Your task is to reproduce the entries below word for word.

====

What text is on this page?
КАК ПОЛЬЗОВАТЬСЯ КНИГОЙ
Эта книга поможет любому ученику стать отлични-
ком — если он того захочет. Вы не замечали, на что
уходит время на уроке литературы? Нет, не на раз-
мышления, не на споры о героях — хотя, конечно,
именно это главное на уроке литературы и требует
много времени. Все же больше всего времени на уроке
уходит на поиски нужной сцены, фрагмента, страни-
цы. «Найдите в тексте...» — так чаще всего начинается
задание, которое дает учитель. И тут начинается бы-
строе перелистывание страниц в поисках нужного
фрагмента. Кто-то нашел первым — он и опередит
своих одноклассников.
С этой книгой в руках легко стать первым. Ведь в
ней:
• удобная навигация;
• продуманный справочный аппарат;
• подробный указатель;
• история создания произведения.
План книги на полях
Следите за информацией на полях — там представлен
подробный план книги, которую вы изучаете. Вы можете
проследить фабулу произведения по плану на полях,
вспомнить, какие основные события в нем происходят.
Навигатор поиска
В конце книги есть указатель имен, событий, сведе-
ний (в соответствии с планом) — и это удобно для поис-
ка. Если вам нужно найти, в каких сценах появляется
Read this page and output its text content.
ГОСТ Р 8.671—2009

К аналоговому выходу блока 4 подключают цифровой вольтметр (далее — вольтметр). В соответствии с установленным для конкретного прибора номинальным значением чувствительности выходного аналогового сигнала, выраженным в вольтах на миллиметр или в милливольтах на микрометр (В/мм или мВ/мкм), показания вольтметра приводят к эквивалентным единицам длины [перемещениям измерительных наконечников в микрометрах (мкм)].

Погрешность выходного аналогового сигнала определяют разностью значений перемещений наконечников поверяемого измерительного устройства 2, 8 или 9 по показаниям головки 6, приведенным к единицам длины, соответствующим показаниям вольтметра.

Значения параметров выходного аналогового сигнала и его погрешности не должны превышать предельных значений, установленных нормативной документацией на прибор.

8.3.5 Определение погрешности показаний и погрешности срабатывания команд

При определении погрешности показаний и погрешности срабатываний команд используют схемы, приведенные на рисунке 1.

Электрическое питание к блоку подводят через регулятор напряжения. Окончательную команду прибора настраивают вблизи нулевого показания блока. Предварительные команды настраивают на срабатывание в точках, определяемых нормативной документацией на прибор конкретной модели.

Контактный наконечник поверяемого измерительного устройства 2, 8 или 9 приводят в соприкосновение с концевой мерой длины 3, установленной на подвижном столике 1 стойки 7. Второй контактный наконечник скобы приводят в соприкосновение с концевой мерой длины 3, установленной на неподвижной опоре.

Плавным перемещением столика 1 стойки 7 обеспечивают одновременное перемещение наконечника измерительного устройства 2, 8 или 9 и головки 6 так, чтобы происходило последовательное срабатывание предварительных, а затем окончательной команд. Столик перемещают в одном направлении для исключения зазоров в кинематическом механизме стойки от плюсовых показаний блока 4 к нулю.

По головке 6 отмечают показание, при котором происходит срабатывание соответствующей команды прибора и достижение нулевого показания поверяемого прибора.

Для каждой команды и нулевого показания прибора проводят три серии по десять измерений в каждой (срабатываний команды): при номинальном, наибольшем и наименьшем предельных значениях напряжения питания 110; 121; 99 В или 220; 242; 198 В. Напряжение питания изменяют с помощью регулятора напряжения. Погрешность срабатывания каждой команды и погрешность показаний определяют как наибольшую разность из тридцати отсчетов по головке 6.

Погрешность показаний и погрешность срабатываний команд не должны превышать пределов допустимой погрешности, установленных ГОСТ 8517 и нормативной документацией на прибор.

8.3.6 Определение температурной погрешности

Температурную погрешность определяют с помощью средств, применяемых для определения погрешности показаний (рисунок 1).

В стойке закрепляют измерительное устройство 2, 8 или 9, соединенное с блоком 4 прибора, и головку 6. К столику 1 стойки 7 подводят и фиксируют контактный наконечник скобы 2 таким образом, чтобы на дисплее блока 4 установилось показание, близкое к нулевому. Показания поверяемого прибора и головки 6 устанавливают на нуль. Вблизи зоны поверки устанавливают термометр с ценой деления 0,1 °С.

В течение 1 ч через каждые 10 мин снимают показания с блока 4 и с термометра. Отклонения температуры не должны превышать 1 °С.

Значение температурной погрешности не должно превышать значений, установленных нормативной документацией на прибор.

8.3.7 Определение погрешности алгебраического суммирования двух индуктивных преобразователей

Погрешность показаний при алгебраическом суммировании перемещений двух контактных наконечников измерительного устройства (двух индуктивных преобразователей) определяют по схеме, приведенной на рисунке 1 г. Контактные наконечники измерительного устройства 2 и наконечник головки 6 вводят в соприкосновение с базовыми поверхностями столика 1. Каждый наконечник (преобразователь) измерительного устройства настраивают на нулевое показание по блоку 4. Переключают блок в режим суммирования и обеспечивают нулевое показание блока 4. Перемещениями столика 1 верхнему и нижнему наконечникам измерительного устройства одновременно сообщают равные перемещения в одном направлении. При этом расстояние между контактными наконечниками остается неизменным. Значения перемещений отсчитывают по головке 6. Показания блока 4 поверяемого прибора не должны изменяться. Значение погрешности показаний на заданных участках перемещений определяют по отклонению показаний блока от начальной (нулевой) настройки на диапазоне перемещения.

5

====

RESPONSE FOR THIS EXERCISE:
What text is on this page?
КАК ПОЛЬЗОВАТЬСЯ КНИГОЙ
Эта книга поможет любому ученику стать отлични-
ком — если он того захочет. Вы не замечали, на что
уходит время на уроке литературы? Нет, не на раз-
мышления, не на споры о героях — хотя, конечно,
именно это главное на уроке литературы и требует
много времени. Все же больше всего времени на уроке
уходит на поиски нужной сцены, фрагмента, страни-
цы. «Найдите в тексте...» — так чаще всего начинается
задание, которое дает учитель. И тут начинается бы-
строе перелистывание страниц в поисках нужного
фрагмента. Кто-то нашел первым — он и опередит
своих одноклассников.
С этой книгой в руках легко стать первым. Ведь в
ней:
• удобная навигация;
• продуманный справочный аппарат;
• подробный указатель;
• история создания произведения.
План книги на полях
Следите за информацией на полях — там представлен
подробный план книги, которую вы изучаете. Вы можете
проследить фабулу произведения по плану на полях,
вспомнить, какие основные события в нем происходят.
Навигатор поиска
В конце книги есть указатель имен, событий, сведе-
ний (в соответствии с планом) — и это удобно для поис-
ка. Если вам нужно найти, в каких сценах появляется
Read this page and output its text content.
ГОСТ Р 8.671—2009

К аналоговому выходу блока 4 подключают цифровой вольтметр (далее — вольтметр). В соответствии с установленным для конкретного прибора номинальным значением чувствительности выходного аналогового сигнала, выраженным в вольтах на миллиметр или в милливольтах на микрометр (В/мм или мВ/мкм), показания вольтметра приводят к эквивалентным единицам длины [перемещениям измерительных наконечников в микрометрах (мкм)].

Погрешность выходного аналогового сигнала определяют разностью значений перемещений наконечников поверяемого измерительного устройства 2, 8 или 9 по показаниям головки 6, приведенным к единицам длины, соответствующим показаниям вольтметра.

Значения параметров выходного аналогового сигнала и его погрешности не должны превышать предельных значений, установленных нормативной документацией на прибор.

8.3.5 Определение погрешности показаний и погрешности срабатывания команд

При определении погрешности показаний и погрешности срабатываний команд используют схемы, приведенные на рисунке 1.

Электрическое питание к блоку подводят через регулятор напряжения. Окончательную команду прибора настраивают вблизи нулевого показания блока. Предварительные команды настраивают на срабатывание в точках, определяемых нормативной документацией на прибор конкретной модели.

Контактный наконечник поверяемого измерительного устройства 2, 8 или 9 приводят в соприкосновение с концевой мерой длины 3, установленной на подвижном столике 1 стойки 7. Второй контактный наконечник скобы приводят в соприкосновение с концевой мерой длины 3, установленной на неподвижной опоре.

Плавным перемещением столика 1 стойки 7 обеспечивают одновременное перемещение наконечника измерительного устройства 2, 8 или 9 и головки 6 так, чтобы происходило последовательное срабатывание предварительных, а затем окончательной команд. Столик перемещают в одном направлении для исключения зазоров в кинематическом механизме стойки от плюсовых показаний блока 4 к нулю.

По головке 6 отмечают показание, при котором происходит срабатывание соответствующей команды прибора и достижение нулевого показания поверяемого прибора.

Для каждой команды и нулевого показания прибора проводят три серии по десять измерений в каждой (срабатываний команды): при номинальном, наибольшем и наименьшем предельных значениях напряжения питания 110; 121; 99 В или 220; 242; 198 В. Напряжение питания изменяют с помощью регулятора напряжения. Погрешность срабатывания каждой команды и погрешность показаний определяют как наибольшую разность из тридцати отсчетов по головке 6.

Погрешность показаний и погрешность срабатываний команд не должны превышать пределов допустимой погрешности, установленных ГОСТ 8517 и нормативной документацией на прибор.

8.3.6 Определение температурной погрешности

Температурную погрешность определяют с помощью средств, применяемых для определения погрешности показаний (рисунок 1).

В стойке закрепляют измерительное устройство 2, 8 или 9, соединенное с блоком 4 прибора, и головку 6. К столику 1 стойки 7 подводят и фиксируют контактный наконечник скобы 2 таким образом, чтобы на дисплее блока 4 установилось показание, близкое к нулевому. Показания поверяемого прибора и головки 6 устанавливают на нуль. Вблизи зоны поверки устанавливают термометр с ценой деления 0,1 °С.

В течение 1 ч через каждые 10 мин снимают показания с блока 4 и с термометра. Отклонения температуры не должны превышать 1 °С.

Значение температурной погрешности не должно превышать значений, установленных нормативной документацией на прибор.

8.3.7 Определение погрешности алгебраического суммирования двух индуктивных преобразователей

Погрешность показаний при алгебраическом суммировании перемещений двух контактных наконечников измерительного устройства (двух индуктивных преобразователей) определяют по схеме, приведенной на рисунке 1 г. Контактные наконечники измерительного устройства 2 и наконечник головки 6 вводят в соприкосновение с базовыми поверхностями столика 1. Каждый наконечник (преобразователь) измерительного устройства настраивают на нулевое показание по блоку 4. Переключают блок в режим суммирования и обеспечивают нулевое показание блока 4. Перемещениями столика 1 верхнему и нижнему наконечникам измерительного устройства одновременно сообщают равные перемещения в одном направлении. При этом расстояние между контактными наконечниками остается неизменным. Значения перемещений отсчитывают по головке 6. Показания блока 4 поверяемого прибора не должны изменяться. Значение погрешности показаний на заданных участках перемещений определяют по отклонению показаний блока от начальной (нулевой) настройки на диапазоне перемещения.

5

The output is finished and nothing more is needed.